- _DATASET EXCERPTS_:
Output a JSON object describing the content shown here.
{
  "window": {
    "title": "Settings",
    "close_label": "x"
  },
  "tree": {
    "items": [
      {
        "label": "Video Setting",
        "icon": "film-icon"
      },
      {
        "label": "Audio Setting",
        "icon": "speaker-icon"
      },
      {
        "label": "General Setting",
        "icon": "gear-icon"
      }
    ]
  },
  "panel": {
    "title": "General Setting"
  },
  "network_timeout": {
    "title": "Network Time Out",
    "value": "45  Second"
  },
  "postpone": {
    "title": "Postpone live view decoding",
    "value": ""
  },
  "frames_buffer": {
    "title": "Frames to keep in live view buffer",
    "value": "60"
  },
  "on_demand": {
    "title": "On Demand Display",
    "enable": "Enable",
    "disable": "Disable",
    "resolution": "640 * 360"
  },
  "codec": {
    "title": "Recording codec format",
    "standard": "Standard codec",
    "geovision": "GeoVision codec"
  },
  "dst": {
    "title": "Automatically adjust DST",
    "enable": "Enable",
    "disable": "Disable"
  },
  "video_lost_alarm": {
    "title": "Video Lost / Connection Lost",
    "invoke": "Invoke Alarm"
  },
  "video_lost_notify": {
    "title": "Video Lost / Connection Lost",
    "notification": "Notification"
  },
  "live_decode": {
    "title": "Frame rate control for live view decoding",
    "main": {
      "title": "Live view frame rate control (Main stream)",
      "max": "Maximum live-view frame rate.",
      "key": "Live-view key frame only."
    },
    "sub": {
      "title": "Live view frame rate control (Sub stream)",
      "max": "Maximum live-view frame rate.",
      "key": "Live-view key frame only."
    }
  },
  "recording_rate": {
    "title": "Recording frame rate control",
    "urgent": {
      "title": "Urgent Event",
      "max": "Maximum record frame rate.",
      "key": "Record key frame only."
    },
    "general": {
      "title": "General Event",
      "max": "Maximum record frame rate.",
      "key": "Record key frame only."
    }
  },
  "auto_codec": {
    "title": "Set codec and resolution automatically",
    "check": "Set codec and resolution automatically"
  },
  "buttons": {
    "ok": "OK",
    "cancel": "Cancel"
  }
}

- _WRITTEN EXERCISE_: Write every entry out again exactly.

- _RESULT FOR THIS TASK_:
Output a JSON object describing the content shown here.
{
  "window": {
    "title": "Settings",
    "close_label": "x"
  },
  "tree": {
    "items": [
      {
        "label": "Video Setting",
        "icon": "film-icon"
      },
      {
        "label": "Audio Setting",
        "icon": "speaker-icon"
      },
      {
        "label": "General Setting",
        "icon": "gear-icon"
      }
    ]
  },
  "panel": {
    "title": "General Setting"
  },
  "network_timeout": {
    "title": "Network Time Out",
    "value": "45  Second"
  },
  "postpone": {
    "title": "Postpone live view decoding",
    "value": ""
  },
  "frames_buffer": {
    "title": "Frames to keep in live view buffer",
    "value": "60"
  },
  "on_demand": {
    "title": "On Demand Display",
    "enable": "Enable",
    "disable": "Disable",
    "resolution": "640 * 360"
  },
  "codec": {
    "title": "Recording codec format",
    "standard": "Standard codec",
    "geovision": "GeoVision codec"
  },
  "dst": {
    "title": "Automatically adjust DST",
    "enable": "Enable",
    "disable": "Disable"
  },
  "video_lost_alarm": {
    "title": "Video Lost / Connection Lost",
    "invoke": "Invoke Alarm"
  },
  "video_lost_notify": {
    "title": "Video Lost / Connection Lost",
    "notification": "Notification"
  },
  "live_decode": {
    "title": "Frame rate control for live view decoding",
    "main": {
      "title": "Live view frame rate control (Main stream)",
      "max": "Maximum live-view frame rate.",
      "key": "Live-view key frame only."
    },
    "sub": {
      "title": "Live view frame rate control (Sub stream)",
      "max": "Maximum live-view frame rate.",
      "key": "Live-view key frame only."
    }
  },
  "recording_rate": {
    "title": "Recording frame rate control",
    "urgent": {
      "title": "Urgent Event",
      "max": "Maximum record frame rate.",
      "key": "Record key frame only."
    },
    "general": {
      "title": "General Event",
      "max": "Maximum record frame rate.",
      "key": "Record key frame only."
    }
  },
  "auto_codec": {
    "title": "Set codec and resolution automatically",
    "check": "Set codec and resolution automatically"
  },
  "buttons": {
    "ok": "OK",
    "cancel": "Cancel"
  }
}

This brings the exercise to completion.